» Exercise details
Every line that holds "panel" should be shown.

(Items from a figure collection)
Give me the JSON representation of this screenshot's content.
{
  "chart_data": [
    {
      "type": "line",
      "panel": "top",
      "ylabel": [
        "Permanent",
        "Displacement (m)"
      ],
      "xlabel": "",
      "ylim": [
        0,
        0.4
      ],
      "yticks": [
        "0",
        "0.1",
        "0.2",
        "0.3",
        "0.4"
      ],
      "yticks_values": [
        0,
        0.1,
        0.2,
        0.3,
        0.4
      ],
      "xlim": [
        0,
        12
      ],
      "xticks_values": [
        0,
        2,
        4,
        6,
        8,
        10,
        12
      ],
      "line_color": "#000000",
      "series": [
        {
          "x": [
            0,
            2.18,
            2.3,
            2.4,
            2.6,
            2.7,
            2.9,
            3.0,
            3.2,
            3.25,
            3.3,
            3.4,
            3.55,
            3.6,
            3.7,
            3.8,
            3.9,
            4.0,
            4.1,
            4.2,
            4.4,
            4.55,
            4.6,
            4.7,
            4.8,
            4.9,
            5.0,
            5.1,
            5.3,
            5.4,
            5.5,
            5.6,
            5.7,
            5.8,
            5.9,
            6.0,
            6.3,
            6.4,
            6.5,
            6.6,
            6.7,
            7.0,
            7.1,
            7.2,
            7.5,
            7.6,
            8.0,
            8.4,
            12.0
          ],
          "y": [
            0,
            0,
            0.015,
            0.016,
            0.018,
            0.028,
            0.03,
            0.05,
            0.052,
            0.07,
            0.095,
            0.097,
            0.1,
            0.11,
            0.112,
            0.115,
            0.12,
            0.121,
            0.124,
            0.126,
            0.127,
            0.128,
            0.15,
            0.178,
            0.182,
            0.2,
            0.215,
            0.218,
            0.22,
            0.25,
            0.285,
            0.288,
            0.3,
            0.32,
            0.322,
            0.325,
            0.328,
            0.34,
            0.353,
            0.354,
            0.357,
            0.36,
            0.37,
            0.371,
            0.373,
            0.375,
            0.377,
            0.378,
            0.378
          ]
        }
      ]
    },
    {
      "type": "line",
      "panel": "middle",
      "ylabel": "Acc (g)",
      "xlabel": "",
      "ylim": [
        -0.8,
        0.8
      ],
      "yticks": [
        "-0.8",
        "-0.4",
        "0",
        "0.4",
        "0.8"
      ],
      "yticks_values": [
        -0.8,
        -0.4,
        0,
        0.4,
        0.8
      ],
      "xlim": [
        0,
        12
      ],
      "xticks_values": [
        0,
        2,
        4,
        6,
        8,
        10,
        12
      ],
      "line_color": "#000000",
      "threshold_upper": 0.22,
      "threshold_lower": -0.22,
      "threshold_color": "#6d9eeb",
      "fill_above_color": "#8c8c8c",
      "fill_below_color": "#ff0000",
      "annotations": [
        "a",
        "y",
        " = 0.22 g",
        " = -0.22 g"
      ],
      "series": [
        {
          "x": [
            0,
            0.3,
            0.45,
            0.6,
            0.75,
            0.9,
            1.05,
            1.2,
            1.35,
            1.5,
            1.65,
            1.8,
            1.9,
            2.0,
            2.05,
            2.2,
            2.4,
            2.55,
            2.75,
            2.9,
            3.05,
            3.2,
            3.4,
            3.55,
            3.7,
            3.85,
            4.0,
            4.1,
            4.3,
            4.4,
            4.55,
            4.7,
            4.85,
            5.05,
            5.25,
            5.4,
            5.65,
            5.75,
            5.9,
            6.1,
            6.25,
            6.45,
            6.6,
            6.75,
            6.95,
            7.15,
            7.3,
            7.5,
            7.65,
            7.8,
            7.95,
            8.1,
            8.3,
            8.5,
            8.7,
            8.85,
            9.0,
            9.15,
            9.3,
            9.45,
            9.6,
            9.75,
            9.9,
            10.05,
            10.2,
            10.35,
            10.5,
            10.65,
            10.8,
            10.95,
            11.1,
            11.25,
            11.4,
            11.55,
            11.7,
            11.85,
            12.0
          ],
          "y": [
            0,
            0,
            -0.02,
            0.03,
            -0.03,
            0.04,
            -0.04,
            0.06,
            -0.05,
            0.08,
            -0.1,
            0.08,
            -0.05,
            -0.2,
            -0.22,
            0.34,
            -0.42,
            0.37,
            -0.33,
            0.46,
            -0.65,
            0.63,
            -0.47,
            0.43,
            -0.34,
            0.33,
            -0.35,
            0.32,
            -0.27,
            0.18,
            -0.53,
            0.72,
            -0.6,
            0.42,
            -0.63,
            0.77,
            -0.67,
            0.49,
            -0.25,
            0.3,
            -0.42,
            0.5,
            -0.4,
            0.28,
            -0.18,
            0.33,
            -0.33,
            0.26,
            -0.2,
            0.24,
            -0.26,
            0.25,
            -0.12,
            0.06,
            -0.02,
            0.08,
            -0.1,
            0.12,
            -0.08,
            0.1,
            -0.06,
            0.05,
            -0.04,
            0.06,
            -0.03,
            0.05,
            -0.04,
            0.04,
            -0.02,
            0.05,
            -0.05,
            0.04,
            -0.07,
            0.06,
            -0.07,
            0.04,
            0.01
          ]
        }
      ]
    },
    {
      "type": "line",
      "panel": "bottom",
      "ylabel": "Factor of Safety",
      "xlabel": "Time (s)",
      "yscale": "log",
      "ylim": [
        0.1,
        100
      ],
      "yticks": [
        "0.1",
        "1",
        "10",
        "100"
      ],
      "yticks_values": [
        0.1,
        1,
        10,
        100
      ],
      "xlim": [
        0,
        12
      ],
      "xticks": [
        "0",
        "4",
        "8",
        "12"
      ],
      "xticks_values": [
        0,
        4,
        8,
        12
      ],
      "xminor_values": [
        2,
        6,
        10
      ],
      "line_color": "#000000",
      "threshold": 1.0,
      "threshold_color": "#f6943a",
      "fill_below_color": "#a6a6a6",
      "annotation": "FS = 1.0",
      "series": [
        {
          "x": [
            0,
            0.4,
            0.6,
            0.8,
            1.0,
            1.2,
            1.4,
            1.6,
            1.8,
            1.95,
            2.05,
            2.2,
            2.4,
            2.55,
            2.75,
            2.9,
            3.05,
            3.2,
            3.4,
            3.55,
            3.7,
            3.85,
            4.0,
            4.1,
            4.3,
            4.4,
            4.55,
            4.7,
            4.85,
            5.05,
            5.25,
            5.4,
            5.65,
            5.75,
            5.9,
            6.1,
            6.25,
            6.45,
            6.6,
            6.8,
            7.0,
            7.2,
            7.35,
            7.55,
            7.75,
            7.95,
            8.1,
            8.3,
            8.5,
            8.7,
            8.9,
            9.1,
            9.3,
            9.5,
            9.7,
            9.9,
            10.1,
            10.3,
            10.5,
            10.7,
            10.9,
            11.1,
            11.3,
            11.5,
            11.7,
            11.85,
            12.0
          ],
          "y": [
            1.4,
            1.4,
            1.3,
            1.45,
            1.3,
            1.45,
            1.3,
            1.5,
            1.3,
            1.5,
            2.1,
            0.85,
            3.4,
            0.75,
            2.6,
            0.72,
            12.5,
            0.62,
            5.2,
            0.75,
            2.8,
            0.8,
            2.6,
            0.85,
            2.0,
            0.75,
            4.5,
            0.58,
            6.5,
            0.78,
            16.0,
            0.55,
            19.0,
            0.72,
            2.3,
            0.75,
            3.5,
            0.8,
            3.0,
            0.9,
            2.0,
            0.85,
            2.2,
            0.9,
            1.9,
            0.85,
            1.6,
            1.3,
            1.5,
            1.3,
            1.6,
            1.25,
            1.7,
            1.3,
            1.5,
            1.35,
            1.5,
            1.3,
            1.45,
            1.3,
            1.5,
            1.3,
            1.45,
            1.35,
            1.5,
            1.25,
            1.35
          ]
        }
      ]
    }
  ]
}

» Reply
      "panel": "top",
      "panel": "middle",
      "panel": "bottom",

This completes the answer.